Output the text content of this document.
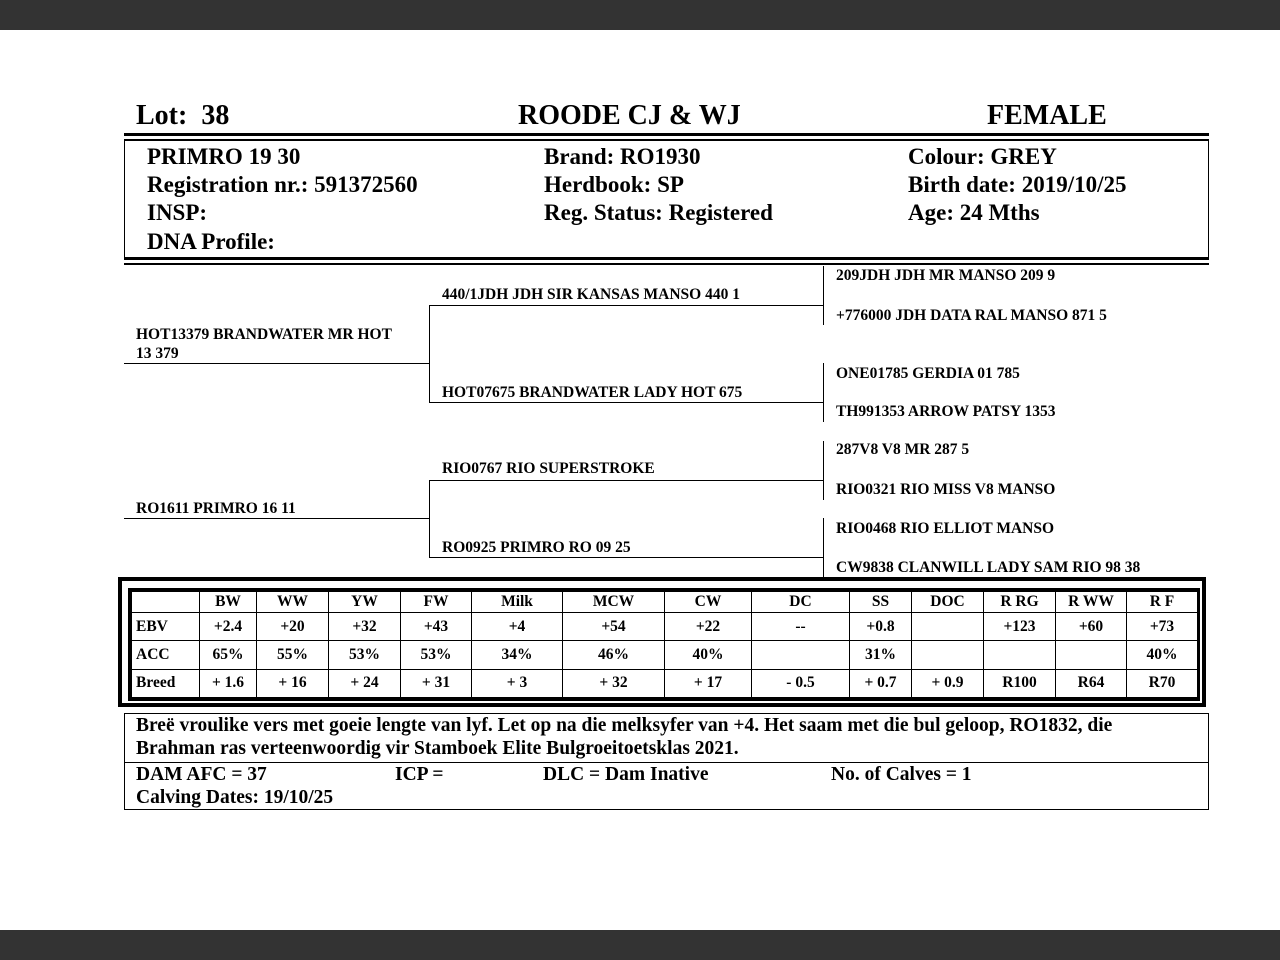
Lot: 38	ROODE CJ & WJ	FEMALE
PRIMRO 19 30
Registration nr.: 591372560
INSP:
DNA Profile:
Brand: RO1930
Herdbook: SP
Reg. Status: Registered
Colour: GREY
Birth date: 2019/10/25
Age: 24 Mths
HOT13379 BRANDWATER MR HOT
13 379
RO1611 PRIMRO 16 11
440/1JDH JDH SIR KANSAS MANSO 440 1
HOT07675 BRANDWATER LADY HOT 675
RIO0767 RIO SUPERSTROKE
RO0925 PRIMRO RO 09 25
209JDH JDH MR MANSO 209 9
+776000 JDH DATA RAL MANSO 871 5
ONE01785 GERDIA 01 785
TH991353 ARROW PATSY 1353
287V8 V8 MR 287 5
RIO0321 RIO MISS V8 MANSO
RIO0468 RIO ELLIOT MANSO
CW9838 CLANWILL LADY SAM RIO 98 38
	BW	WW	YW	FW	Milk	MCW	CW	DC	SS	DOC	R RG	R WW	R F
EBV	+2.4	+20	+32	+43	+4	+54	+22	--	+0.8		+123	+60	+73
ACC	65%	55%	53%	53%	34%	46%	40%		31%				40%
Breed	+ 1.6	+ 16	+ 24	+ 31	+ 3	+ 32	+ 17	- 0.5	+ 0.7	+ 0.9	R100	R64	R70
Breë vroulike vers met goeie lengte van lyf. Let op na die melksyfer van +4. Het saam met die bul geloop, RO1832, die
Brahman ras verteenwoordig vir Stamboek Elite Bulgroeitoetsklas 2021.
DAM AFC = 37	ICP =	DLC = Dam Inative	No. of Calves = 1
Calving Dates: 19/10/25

··········

Set exercise
Copy every record character for character. Skip the pictures.

The completed task
Output the text content of this document.
Lot: 38	ROODE CJ & WJ	FEMALE
PRIMRO 19 30
Registration nr.: 591372560
INSP:
DNA Profile:
Brand: RO1930
Herdbook: SP
Reg. Status: Registered
Colour: GREY
Birth date: 2019/10/25
Age: 24 Mths
HOT13379 BRANDWATER MR HOT
13 379
RO1611 PRIMRO 16 11
440/1JDH JDH SIR KANSAS MANSO 440 1
HOT07675 BRANDWATER LADY HOT 675
RIO0767 RIO SUPERSTROKE
RO0925 PRIMRO RO 09 25
209JDH JDH MR MANSO 209 9
+776000 JDH DATA RAL MANSO 871 5
ONE01785 GERDIA 01 785
TH991353 ARROW PATSY 1353
287V8 V8 MR 287 5
RIO0321 RIO MISS V8 MANSO
RIO0468 RIO ELLIOT MANSO
CW9838 CLANWILL LADY SAM RIO 98 38
	BW	WW	YW	FW	Milk	MCW	CW	DC	SS	DOC	R RG	R WW	R F
EBV	+2.4	+20	+32	+43	+4	+54	+22	--	+0.8		+123	+60	+73
ACC	65%	55%	53%	53%	34%	46%	40%		31%				40%
Breed	+ 1.6	+ 16	+ 24	+ 31	+ 3	+ 32	+ 17	- 0.5	+ 0.7	+ 0.9	R100	R64	R70
Breë vroulike vers met goeie lengte van lyf. Let op na die melksyfer van +4. Het saam met die bul geloop, RO1832, die
Brahman ras verteenwoordig vir Stamboek Elite Bulgroeitoetsklas 2021.
DAM AFC = 37	ICP =	DLC = Dam Inative	No. of Calves = 1
Calving Dates: 19/10/25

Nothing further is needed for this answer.